**TASKS AND EXERCISES**
**1)** Reproduce the entries verbatim, from the line with "star-rating [197, 366, 289, 382]" up to and including the line with "star-filled-icon [206, 20, 221, 35]".
**2)** Continue the passage about tax loss carryforwards and the Macy's lawsuit from its final sentence.

**PASSAGE PROVIDED**
— start —

As of July 30, 2016, we have approximately $2.6 billion of net operating losses (NOLs) available for U.S. federal income tax purposes, which expire in 2032 through 2034 and $62 million of tax credit carryforwards that expire at various dates through 2035. For these NOL and tax credit carryforwards a net deferred tax asset of $78 million has been recorded, net of a valuation allowance of $818 million. A valuation allowance of $239 million fully offsets the deferred tax assets resulting from the state NOL carryforwards that expire at various dates through 2034. In assessing the need for the valuation allowance, we considered both positive and negative evidence related to the likelihood of realization of the deferred tax assets. As a result of our periodic assessment, our estimate of the realization of deferred tax assets is solely based on the future reversals of existing taxable temporary differences and tax planning strategies that we would make use of to accelerate taxable income to utilize expiring NOL and tax credit carryforwards. Accordingly, in the second quarter and first six months of 2016, the valuation allowance was increased by $19 million and $32 million, respectively, to offset the net deferred tax assets created in those periods relating primarily to the increase in NOL carryforwards.
13. Litigation and Other Contingencies
Litigation
Macy’s Litigation
On August 16, 2012, Macy’s, Inc. and Macy’s Merchandising Group, Inc. (together the Plaintiffs) filed suit against JCP in the Supreme Court of the State of New York, County of New York, alleging that the Company tortiously interfered with, and engaged in unfair competition relating to, a 2006 agreement between Macy’s and Martha Stewart Living Omnimedia, Inc. (MSLO) by entering into a partnership agreement with MSLO in December 2011. The Plaintiffs sought primarily to prevent the Company from implementing our partnership agreement with MSLO as it related to products in the bedding, bath, kitchen and cookware categories. The suit was consolidated with an already-existing breach of contract lawsuit by the Plaintiffs against MSLO, and a bench trial commenced on February 20, 2013. On October 21, 2013, the Company and MSLO entered into an amendment of the partnership agreement, providing in part that the Company will not sell MSLO-designed merchandise in the bedding, bath, kitchen and cookware categories. On January 2, 2014, MSLO and Macy's announced that they had settled the case as to each other, and MSLO was subsequently dismissed as a defendant. On June 16, 2014, the court issued a ruling
against the Company on the remaining claim of intentional interference, and held that Macy’s is not entitled to punitive damages. The court referred other issues related to damages to a Judicial Hearing Officer. On June 30, 2014, the Company appealed the court’s decision, and Macy’s cross-appealed a portion of the decision. On February 26, 2015, the appellate court affirmed the trial court's rulings concerning the claim of intentional interference and lack of punitive damages, and reinstated Macy's claims for intentional interference and unfair competition that had been dismissed during trial. On June 17, 2015, Macy’s appealed the court’s order that the Judicial Hearing Officer proceed with the damages phase of the proceedings on the tortious interference claim. On November 24, 2015, the Judicial Hearing Officer issued a recommendation on the amount of damages to be awarded to Macy’s. On December 1, 2015, the appellate court heard oral argument on Macy's appeal of the trial court's order referring issues related to damages to the Judicial Hearing Officer and the parties are awaiting a decision. On June 6, 2016, the court adopted the Judicial Hearing Officer's recommendation on the amount of damages to be awarded to Macy's. Both parties have filed a notice of appeal. While no assurance can be given as to the ultimate outcome of this matter, we believe that the final resolution of this action will not have a material adverse effect on our results of operations, financial position, liquidity or capital resources.

— end —

**GIVEN RECORDS**
— start —

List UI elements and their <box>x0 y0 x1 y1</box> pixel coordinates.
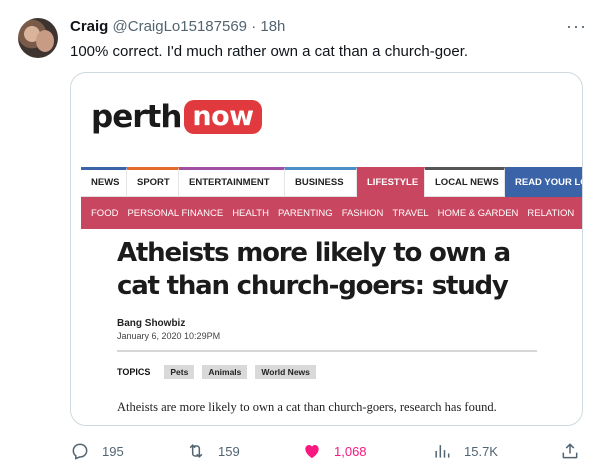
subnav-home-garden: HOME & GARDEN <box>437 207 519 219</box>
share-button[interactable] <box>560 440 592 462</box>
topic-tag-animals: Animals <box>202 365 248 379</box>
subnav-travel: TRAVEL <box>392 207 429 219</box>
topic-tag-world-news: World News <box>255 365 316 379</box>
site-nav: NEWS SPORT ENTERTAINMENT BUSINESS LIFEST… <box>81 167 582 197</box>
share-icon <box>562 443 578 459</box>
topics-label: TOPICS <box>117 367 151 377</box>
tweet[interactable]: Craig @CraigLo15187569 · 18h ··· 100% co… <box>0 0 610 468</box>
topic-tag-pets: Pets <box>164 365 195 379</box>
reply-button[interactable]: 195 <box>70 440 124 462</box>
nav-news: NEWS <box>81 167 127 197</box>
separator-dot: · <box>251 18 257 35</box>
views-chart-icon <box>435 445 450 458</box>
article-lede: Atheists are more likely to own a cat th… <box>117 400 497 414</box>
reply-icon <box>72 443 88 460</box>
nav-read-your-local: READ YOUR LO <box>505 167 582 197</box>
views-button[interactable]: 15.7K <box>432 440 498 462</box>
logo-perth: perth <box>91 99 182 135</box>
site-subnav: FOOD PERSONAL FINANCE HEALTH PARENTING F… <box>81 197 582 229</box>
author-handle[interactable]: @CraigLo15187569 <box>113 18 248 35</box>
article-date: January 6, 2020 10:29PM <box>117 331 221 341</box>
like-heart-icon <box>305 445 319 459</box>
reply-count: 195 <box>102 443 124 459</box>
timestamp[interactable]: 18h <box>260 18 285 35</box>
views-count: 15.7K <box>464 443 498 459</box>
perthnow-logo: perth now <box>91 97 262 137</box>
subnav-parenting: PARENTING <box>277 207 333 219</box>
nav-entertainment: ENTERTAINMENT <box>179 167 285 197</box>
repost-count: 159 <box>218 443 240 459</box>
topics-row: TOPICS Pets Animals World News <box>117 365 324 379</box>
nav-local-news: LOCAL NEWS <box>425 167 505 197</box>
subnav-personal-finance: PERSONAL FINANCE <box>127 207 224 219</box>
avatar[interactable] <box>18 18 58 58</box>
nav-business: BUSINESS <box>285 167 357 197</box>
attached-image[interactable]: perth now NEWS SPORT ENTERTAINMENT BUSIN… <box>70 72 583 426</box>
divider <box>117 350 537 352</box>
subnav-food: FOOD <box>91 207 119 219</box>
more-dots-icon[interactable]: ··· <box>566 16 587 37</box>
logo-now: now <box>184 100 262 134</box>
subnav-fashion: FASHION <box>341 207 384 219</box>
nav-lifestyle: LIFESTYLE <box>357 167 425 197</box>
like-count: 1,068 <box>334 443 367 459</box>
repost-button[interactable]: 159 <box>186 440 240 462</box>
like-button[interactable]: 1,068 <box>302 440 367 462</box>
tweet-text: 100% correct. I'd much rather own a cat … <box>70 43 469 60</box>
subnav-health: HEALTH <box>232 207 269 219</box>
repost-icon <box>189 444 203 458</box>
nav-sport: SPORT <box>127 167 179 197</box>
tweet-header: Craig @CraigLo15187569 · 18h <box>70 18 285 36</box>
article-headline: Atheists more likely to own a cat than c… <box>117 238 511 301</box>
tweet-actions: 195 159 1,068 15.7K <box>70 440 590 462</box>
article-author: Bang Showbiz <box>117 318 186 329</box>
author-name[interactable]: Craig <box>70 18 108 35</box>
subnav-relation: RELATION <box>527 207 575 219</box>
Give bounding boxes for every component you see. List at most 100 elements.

— end —
— start —

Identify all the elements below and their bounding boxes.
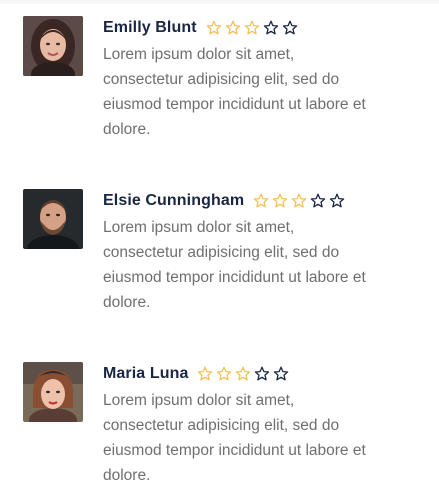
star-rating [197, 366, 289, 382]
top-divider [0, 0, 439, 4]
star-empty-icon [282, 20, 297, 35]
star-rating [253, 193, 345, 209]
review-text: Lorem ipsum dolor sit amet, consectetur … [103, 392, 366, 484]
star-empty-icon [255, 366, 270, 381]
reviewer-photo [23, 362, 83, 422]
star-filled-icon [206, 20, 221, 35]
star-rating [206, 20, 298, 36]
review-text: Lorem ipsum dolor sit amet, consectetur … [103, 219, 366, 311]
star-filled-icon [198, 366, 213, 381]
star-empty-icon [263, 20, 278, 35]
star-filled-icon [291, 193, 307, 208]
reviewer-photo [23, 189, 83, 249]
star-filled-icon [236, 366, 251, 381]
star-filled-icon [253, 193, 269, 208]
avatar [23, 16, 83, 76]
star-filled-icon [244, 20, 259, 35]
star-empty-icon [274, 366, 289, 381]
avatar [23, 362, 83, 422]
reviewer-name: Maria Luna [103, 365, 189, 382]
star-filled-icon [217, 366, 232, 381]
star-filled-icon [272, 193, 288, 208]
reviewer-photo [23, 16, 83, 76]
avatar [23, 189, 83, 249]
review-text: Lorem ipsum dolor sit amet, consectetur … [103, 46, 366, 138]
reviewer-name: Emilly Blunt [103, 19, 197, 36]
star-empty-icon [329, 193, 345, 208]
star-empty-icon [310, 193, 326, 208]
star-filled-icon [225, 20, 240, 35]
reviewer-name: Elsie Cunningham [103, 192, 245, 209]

— end —

**RESPONSE LIST**
**1)**
star-rating [197, 366, 289, 382]
top-divider [0, 0, 439, 4]
star-empty-icon [282, 20, 297, 35]
star-rating [253, 193, 345, 209]
review-text: Lorem ipsum dolor sit amet, consectetur … [103, 392, 366, 484]
star-empty-icon [255, 366, 270, 381]
reviewer-photo [23, 362, 83, 422]
star-filled-icon [206, 20, 221, 35]

**2)**
Ozenne Derivative Lawsuit
On January 19, 2012, a purported shareholder of the Company, Everett Ozenne, filed a shareholder derivative lawsuit in the 193rd District Court of Dallas County, Texas, against certain of the Company’s Board of Directors and executives. The Company is a nominal defendant in the suit. The lawsuit alleged breaches of fiduciary duties, corporate waste and unjust enrichment involving decisions regarding executive compensation, specifically that compensation paid to certain executive officers from 2008 to 2011 was too high in light of the Company’s financial performance. The suit sought damages including unspecified compensatory damages, disgorgement by the former officers of allegedly excessive compensation, and equitable relief to reform the Company’s compensation practices. The Company and the named individuals filed an Answer and Special Exceptions to the lawsuit, arguing primarily that the plaintiff could not proceed with his suit because he failed to make demand on the Company’s Board of Directors, and that because demand on the Board would not be futile, demand was not excused. The trial court heard arguments on the Special Exceptions on June 25, 2012 and denied them. The Company and named individuals filed a mandamus proceeding in the Fifth District Court of Appeals challenging the trial court’s decision. The parties then settled the litigation and the appellate court stayed the appeal so that the trial court could review the proposed settlement. The trial court approved the settlement at a hearing on October 28, 2013 and, despite objection, awarded the plaintiff $3.1 million in attorneys’ fees and costs. The Fifth District Court of Appeals affirmed the award on December 19, 2014. The Company filed a Petition for Review with the Texas Supreme Court, which was denied on May 27, 2016.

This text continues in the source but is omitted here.